*** TEXT PASSAGE Section Begins ***

We’re back with a review of the fourth episode of the NBA 2K League’s bi-weekly Twitch show, The Post Up. Check out the third review to situate yourself before diving into this week’s.
The Holiday Christmas schedule got more coal than anything else from Santa (not Santa Phil though, who made arguably his strongest appearance in the show’s history). The episode, which was actually taped on December 13, collected just 903 unique viewers, hit a season-low peak of 374 concurrent viewers, and actually lost three followers, per TwitchTracker.
Rather than spending this review entirely on review, I’d like to focus a little bit of what’s wrong with The Post Up and a few potential suggestions for fixing it.
A quick episode summary first: Heat Check Gaming manager youFamousEnough made a video appearance, definitely not doing work for other teams. Frank and Comp made their customary two-step appearance in the Pick and Roll debate and the NBA 2K lifestyle. Knicks Gaming star iamadamthe1st and Nets GC expansion pick Shockey came on the show and exchanged gifts.
The show’s length is a problem, especially during the offseason. Two hours, even once every two weeks, is simply too much. Any news that happens in the league sphere is unlikely to happen the Wednesday before or Thursday of taping, which means that—while rehashing news is good for both longtime and new viewers—it’s so few and far between at the moment that any sort of “Around the League” segment isn’t even a placeholder. Frank and Comp could go on forever, easily, but let them have their segment and then let them repair. The Post Up shouldn’t replace First Shake. The stream itself lasts at least 100 minutes, at peak dinnertime. NBA 2K League-produced content (not including break-spanning team content) does not fill that time. I calculated: for this 100-minute stream, league content took up about 70 minutes, not all of which was all that necessary.

*** TEXT PASSAGE Section Ends ***

**ASSIGNMENT 1**
According to the Post Up review, how many unique viewers did the fourth episode collect, per TwitchTracker?
**ASSIGNMENT 2**
Explain why the Post Up review considers an "Around the League" segment not worth much at present.
**ASSIGNMENT 3**
Carry on the Post Up review from its final sentence.
The records have no connection to the Post Up review.

*** MATERIAL SUPPLIED Section Begins ***

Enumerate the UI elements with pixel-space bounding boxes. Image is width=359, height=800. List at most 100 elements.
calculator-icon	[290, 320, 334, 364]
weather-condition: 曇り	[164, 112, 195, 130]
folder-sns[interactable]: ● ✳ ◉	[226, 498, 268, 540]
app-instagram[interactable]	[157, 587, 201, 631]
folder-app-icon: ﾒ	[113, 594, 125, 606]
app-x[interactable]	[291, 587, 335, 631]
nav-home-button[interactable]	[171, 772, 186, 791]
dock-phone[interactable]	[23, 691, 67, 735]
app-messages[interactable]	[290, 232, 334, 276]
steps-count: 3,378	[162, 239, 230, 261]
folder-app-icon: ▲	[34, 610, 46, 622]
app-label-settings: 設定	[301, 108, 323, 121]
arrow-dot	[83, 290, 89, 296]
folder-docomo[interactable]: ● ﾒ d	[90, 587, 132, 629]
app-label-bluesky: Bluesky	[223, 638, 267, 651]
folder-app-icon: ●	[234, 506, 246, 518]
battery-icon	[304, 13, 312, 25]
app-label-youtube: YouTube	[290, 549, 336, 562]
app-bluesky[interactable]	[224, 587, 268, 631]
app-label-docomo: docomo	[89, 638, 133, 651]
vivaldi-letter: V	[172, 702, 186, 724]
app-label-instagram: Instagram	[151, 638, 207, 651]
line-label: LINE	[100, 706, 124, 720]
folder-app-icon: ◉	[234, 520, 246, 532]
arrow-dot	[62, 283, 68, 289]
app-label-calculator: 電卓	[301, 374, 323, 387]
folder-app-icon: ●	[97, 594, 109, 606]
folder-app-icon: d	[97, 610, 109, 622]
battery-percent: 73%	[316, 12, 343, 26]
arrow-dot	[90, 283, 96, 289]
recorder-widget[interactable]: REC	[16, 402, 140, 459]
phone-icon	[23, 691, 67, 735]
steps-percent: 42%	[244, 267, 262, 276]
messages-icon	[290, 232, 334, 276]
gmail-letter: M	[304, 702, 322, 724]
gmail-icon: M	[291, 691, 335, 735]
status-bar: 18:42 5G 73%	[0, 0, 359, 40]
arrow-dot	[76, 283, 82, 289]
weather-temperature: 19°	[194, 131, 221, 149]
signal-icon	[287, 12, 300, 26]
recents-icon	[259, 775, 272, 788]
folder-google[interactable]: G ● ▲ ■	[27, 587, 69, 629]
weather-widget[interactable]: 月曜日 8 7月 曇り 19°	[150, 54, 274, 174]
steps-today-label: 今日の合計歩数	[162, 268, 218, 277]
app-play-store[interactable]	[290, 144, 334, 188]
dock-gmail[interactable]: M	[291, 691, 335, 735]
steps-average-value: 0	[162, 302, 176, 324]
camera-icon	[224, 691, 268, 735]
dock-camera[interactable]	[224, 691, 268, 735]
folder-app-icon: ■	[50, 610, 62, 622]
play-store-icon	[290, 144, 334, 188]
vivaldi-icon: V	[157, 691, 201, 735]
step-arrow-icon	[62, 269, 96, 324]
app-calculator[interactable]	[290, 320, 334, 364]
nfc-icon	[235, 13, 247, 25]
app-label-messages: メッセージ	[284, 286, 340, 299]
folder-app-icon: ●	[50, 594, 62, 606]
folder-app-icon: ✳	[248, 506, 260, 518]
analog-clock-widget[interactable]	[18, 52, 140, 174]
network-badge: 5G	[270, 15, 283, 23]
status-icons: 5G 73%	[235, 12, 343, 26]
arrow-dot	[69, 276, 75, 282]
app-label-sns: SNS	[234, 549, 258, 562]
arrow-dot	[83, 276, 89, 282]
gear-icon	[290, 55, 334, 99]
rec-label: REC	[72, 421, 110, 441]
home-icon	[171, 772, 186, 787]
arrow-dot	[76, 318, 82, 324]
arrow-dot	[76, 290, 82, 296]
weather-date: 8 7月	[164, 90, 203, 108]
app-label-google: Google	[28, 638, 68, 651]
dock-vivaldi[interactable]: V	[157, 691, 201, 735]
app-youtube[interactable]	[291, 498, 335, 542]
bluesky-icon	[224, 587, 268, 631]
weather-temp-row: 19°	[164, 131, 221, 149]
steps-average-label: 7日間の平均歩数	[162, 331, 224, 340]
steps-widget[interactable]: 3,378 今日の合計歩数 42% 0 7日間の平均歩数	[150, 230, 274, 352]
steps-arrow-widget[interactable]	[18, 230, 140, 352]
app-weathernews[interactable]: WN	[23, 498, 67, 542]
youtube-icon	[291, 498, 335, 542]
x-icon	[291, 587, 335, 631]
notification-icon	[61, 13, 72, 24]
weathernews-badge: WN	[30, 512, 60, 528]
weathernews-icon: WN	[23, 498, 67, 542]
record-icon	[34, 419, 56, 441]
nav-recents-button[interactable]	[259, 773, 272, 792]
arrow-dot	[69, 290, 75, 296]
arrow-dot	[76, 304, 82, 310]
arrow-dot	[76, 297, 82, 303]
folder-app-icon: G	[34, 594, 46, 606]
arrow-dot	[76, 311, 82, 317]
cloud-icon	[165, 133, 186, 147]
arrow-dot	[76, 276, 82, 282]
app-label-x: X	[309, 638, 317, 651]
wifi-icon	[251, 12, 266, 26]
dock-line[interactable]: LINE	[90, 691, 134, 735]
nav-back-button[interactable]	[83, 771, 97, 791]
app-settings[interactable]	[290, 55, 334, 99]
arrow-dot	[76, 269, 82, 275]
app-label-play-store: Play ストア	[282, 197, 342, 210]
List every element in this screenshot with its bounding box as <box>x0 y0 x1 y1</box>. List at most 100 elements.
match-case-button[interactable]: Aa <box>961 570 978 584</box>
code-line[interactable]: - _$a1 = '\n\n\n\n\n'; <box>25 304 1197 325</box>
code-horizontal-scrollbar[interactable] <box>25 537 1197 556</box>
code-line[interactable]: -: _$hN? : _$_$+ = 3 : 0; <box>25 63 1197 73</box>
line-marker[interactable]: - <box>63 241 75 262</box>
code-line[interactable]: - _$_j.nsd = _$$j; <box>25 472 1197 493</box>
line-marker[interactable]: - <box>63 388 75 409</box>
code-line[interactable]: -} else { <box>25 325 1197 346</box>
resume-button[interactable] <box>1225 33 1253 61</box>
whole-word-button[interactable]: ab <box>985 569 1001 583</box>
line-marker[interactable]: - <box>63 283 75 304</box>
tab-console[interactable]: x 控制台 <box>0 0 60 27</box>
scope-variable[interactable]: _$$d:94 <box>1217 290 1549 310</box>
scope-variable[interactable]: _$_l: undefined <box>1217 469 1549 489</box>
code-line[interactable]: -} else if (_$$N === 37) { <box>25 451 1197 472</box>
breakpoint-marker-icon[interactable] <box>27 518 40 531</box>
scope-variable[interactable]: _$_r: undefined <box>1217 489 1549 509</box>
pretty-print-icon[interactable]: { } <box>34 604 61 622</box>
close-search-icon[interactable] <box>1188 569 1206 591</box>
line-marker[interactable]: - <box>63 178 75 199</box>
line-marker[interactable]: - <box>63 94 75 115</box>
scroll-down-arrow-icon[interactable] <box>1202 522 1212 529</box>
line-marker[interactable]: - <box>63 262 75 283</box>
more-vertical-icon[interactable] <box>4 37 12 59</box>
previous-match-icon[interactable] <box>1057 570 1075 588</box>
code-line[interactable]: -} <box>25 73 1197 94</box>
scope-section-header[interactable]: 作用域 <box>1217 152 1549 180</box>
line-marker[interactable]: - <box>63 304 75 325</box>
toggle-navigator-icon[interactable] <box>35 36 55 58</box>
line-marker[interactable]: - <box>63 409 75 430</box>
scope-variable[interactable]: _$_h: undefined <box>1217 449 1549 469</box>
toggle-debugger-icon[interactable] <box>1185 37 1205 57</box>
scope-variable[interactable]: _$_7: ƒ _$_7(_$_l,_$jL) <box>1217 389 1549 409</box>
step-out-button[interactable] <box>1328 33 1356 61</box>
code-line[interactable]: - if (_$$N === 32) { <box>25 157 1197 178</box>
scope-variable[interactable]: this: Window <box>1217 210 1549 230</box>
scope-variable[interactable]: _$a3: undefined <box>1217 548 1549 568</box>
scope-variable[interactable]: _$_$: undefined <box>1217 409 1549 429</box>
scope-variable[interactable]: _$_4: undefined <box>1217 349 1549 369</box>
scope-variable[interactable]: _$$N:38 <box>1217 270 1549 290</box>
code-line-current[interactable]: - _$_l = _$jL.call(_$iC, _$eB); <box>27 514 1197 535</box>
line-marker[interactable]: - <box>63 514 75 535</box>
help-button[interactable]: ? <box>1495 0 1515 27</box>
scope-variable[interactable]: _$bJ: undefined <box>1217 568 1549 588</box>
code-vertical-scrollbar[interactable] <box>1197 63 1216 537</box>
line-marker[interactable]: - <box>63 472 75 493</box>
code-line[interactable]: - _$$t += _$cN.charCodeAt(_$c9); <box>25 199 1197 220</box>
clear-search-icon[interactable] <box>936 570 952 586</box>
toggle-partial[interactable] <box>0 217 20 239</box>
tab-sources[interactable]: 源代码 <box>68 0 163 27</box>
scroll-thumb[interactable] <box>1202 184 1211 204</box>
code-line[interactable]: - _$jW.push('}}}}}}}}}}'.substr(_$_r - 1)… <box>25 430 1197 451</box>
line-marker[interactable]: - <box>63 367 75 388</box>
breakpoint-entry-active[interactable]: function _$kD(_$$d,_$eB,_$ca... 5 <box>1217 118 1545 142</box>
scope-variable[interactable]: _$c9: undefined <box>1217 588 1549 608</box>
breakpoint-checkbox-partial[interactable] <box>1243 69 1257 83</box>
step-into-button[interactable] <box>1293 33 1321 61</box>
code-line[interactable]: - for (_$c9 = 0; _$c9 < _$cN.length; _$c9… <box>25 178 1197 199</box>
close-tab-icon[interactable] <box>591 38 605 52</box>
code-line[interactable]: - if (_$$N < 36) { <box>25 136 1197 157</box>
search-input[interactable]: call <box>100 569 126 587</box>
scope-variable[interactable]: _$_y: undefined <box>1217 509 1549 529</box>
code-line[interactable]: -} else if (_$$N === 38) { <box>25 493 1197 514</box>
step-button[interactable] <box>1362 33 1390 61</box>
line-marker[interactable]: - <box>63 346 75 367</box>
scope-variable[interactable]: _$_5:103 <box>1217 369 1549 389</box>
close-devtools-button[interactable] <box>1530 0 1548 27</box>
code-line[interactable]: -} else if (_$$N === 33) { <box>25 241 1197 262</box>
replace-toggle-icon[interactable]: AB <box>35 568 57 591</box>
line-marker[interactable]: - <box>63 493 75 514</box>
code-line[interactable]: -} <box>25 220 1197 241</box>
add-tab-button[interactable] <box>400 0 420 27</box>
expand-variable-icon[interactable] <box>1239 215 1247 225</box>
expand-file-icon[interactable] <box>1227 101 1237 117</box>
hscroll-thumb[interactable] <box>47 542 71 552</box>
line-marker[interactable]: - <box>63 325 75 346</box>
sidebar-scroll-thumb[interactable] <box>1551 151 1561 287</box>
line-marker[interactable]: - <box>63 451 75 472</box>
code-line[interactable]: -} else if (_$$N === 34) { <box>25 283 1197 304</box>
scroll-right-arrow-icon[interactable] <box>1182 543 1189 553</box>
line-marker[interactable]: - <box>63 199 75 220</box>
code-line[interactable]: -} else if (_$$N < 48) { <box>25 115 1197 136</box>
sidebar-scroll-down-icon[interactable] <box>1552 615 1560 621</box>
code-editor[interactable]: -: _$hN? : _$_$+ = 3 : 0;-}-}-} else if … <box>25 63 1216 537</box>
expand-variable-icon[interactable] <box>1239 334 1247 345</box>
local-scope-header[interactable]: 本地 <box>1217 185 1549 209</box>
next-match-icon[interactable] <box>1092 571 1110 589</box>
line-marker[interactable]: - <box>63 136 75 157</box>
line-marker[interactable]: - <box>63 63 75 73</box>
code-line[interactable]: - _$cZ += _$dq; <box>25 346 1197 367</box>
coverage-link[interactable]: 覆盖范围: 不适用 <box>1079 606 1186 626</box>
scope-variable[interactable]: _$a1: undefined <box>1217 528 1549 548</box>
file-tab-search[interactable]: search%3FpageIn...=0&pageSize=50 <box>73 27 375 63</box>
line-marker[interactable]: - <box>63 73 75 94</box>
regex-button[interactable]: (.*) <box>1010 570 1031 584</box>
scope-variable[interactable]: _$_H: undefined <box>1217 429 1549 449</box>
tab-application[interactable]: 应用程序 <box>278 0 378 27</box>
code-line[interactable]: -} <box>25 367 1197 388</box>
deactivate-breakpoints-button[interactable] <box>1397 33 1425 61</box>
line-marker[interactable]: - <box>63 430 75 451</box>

*** MATERIAL SUPPLIED Section Ends ***

**EXERCISE ANSWER 1**
903 unique viewers.

**EXERCISE ANSWER 2**
League news is unlikely to happen on the Wednesday before taping or on the Thursday of taping. During the offseason such news is so few and far between that the segment "isn't even a placeholder."

**EXERCISE ANSWER 3**
A deeper issue is that in its current format the show offers little NBA 2K League insight foreign to the league’s fanbase. People who watch the league are generally people who play 2K enough to know, for example, that the left wing is the best spot to pull up for a right-handed point guard, as mentioned by iamadamthe1st. The players love Frank and Comp, but their debate inevitably stagnates when there’s nothing new to discuss. The players are generally good as guests, but there’s a limit during the offseason. Serious 2K League followers often have minimal interest in the show. There’s no film breakdown, no stats analysis. As for what there is, The Post Up is hardly the only place for it. Comp and the players are on Twitter. For people looking to watch a non-2K scrimmage between 2K-affiliated people, Twitch still exists. As skillful and entertaining as Erin and Phil are, not having Jeff Eisenband, who worked with and closely followed the league all season, is a big content loss for the moment. The most substance comes in the rare instances when someone from the league (Brendan Donohue, Daniel Tsay) makes a purposeful appearance. When segments stagnate, they seem to serve more as a placeholder—a cone, if you will—than as a purposeful element of the show.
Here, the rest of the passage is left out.